_Exercises:_
1. Print the passage from the thread on reverse-mode time loops, starting with "Open speglich opened" and going on through "bounds are correct.".
2. In the thread on reverse-mode time loops, what does increasing the range fail to guarantee?

_Page excerpt:_
+ + + +

Open speglich opened 3 years ago
So thinking about it, these arguments make sense for that MFE, in the reverse mode, the last computed element is p[time_m -1]
so it has to be time_m=1
to be valid.
In the forward mode, the first computed is p[1]
and last is p[6]
In the reverse mode, the first computed is p[4]
and last is p[0]
So I think with time=6
in reverse mode should be adjoints, maybe would be good to add a source to make sure the automatic bounds are correct.
Fixed...
We think that is not only a question of increase the range on reverse mode. Increasing the range doesn't allow us to guaranty that the memory accessed will be the same.
This example show us what we trying to explain when we are using the reverse mode:
for (int time = time_M, t2 = (time + 1)%(2), t0 = (time)%(2); time >= time_m; time -= 1, t2 = (time + 1)%(2), t0 = (time)%(2))
Considering that the time range initially is from 1
to 6
and I increase the range to 7
, instead to change the range from 0
to 6
, t0 will be 1
when time=7
instead of 0
when time=0
, resulting in differents computed values.
for (int time = time_M, t2 = (time + 1)%(2), t0 = (time)%(2); time >= time_m; time -= 1, t2 = (time + 1)%(2), t0 = (time)%(2))
this is the loop for the reverse mode the one you are considering is for the forward.
But, anyway, is this analysis valid? Make sense?
This is what happens on forward iterations. Last p
calculated is p[0]
.

+ + + +

_Given information:_

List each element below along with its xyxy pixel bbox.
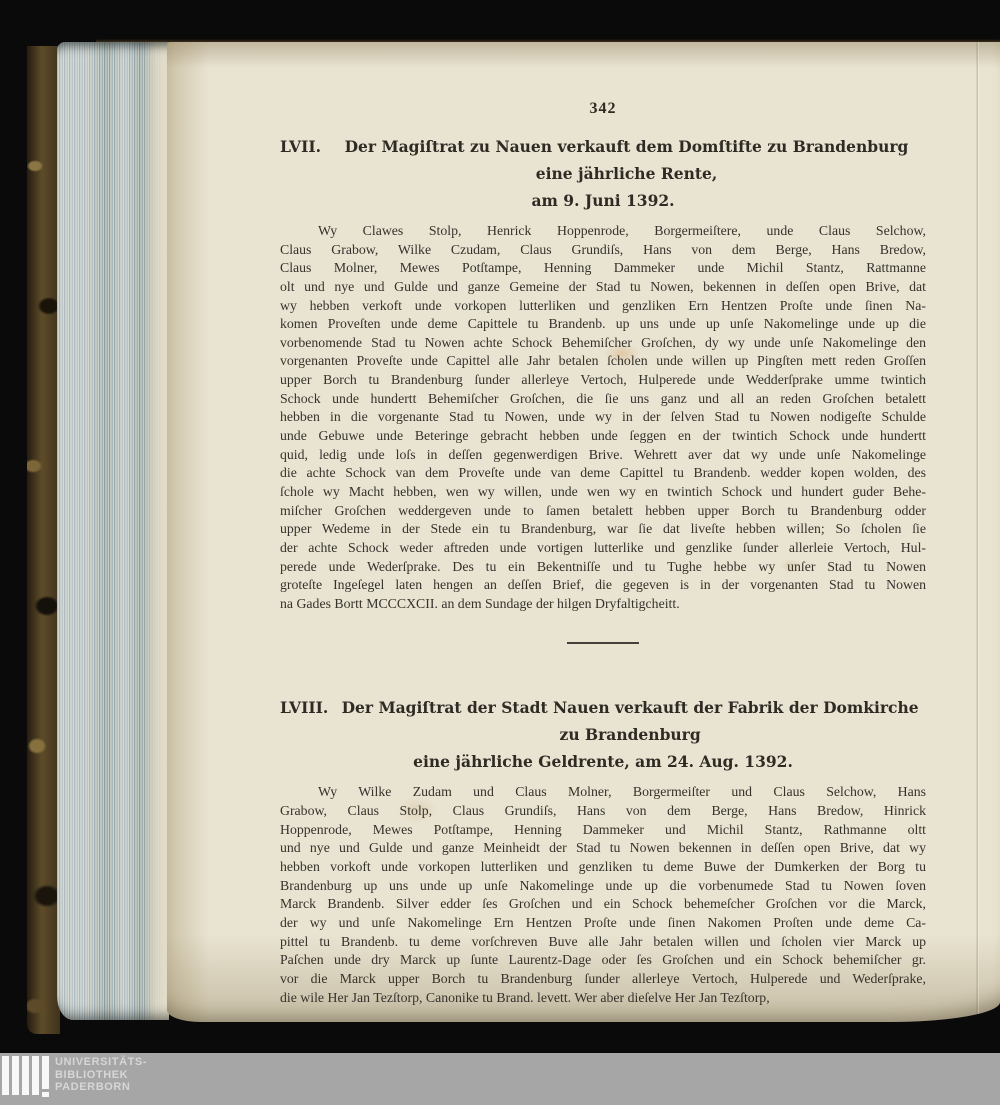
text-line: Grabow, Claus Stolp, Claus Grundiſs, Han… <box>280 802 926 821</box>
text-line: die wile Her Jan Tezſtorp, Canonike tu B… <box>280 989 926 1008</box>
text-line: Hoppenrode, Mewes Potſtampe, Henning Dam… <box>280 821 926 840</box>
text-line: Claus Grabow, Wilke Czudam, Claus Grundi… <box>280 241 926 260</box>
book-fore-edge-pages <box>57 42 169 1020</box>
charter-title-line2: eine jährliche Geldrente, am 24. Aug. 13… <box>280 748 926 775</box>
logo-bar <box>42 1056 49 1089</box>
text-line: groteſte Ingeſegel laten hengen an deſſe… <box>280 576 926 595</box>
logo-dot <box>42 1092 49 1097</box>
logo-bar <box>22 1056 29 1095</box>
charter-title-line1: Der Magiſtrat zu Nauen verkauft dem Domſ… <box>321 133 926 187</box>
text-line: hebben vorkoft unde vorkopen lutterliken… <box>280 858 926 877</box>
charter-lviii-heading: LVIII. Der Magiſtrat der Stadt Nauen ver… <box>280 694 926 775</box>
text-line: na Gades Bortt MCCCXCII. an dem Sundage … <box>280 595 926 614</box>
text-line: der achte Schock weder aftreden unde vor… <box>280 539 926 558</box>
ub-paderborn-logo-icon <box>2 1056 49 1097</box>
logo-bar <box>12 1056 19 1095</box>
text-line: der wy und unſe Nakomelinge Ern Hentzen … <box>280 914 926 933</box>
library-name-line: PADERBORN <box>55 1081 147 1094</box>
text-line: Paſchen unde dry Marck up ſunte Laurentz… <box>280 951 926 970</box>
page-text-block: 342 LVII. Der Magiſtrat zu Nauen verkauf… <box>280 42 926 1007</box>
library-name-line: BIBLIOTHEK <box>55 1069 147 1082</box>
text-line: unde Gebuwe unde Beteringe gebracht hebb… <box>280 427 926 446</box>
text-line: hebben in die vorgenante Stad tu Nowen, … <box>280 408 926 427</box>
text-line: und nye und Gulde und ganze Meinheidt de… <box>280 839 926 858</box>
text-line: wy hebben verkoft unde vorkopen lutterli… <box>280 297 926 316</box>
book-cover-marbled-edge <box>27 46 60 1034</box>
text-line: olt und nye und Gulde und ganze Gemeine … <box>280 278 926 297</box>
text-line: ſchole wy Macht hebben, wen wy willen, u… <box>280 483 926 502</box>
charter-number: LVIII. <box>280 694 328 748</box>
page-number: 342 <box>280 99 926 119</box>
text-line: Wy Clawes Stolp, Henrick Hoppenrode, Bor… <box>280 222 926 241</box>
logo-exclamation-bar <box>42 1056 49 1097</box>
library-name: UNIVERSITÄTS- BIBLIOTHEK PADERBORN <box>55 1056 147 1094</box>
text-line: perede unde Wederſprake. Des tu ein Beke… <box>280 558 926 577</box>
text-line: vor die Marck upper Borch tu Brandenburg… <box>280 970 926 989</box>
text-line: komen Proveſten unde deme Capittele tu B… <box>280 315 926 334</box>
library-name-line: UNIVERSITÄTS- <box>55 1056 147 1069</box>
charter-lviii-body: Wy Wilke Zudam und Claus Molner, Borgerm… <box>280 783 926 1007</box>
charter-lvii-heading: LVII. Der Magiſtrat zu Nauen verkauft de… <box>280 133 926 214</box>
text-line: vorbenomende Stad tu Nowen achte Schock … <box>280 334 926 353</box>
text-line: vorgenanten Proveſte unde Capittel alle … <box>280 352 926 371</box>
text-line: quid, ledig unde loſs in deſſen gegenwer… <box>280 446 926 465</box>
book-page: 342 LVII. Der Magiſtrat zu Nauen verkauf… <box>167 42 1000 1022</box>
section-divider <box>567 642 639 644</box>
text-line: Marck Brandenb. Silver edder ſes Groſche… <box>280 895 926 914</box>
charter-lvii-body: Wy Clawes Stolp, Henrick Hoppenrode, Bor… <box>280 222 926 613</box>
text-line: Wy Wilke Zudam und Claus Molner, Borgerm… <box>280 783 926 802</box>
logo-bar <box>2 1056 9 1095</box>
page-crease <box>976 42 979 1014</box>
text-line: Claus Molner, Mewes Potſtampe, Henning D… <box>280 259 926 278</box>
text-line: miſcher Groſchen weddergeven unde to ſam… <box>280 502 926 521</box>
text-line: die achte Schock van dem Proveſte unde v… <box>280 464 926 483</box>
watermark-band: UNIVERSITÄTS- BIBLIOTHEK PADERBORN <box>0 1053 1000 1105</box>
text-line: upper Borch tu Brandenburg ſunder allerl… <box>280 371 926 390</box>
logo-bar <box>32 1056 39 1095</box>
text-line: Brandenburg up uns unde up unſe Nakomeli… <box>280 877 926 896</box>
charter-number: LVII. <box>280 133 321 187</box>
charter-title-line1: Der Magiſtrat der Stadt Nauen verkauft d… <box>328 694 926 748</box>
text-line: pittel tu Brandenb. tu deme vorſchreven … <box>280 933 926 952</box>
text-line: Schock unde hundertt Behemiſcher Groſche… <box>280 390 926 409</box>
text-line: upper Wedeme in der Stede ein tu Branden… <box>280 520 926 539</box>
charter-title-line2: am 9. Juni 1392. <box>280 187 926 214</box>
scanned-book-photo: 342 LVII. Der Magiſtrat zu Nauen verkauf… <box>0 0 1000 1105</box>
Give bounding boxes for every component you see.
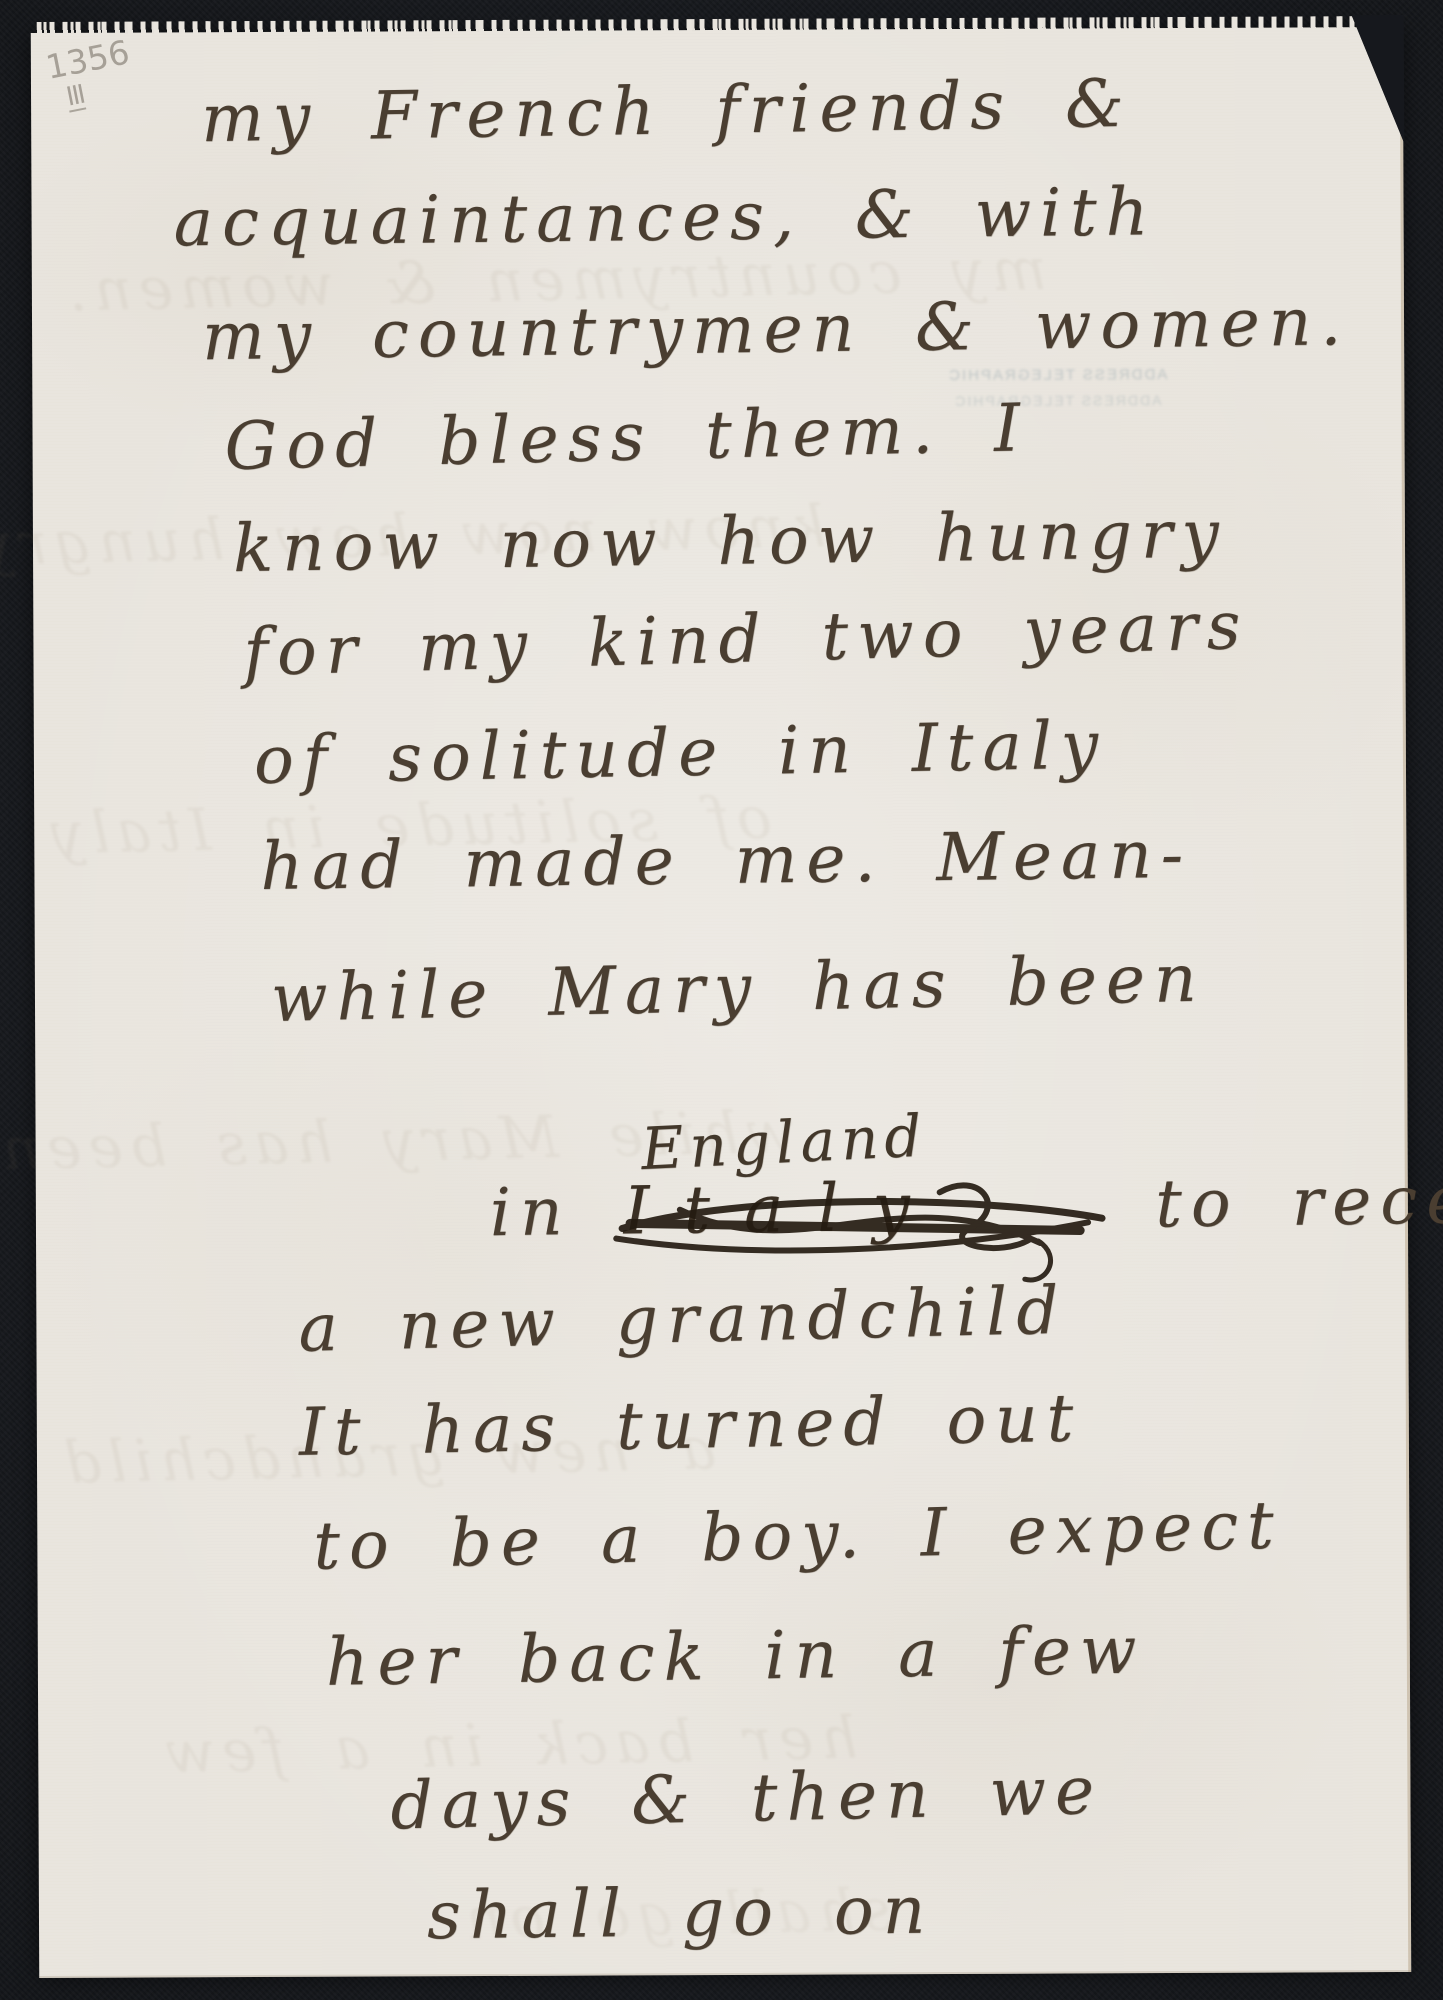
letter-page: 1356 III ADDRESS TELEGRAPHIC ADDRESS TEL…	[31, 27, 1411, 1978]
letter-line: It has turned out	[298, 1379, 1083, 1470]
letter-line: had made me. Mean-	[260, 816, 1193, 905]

+ + + +

_Final results:_
1.
Open speglich opened 3 years ago
So thinking about it, these arguments make sense for that MFE, in the reverse mode, the last computed element is p[time_m -1]
so it has to be time_m=1
to be valid.
In the forward mode, the first computed is p[1]
and last is p[6]
In the reverse mode, the first computed is p[4]
and last is p[0]
So I think with time=6
in reverse mode should be adjoints, maybe would be good to add a source to make sure the automatic bounds are correct.

2. That the memory accessed will be the same.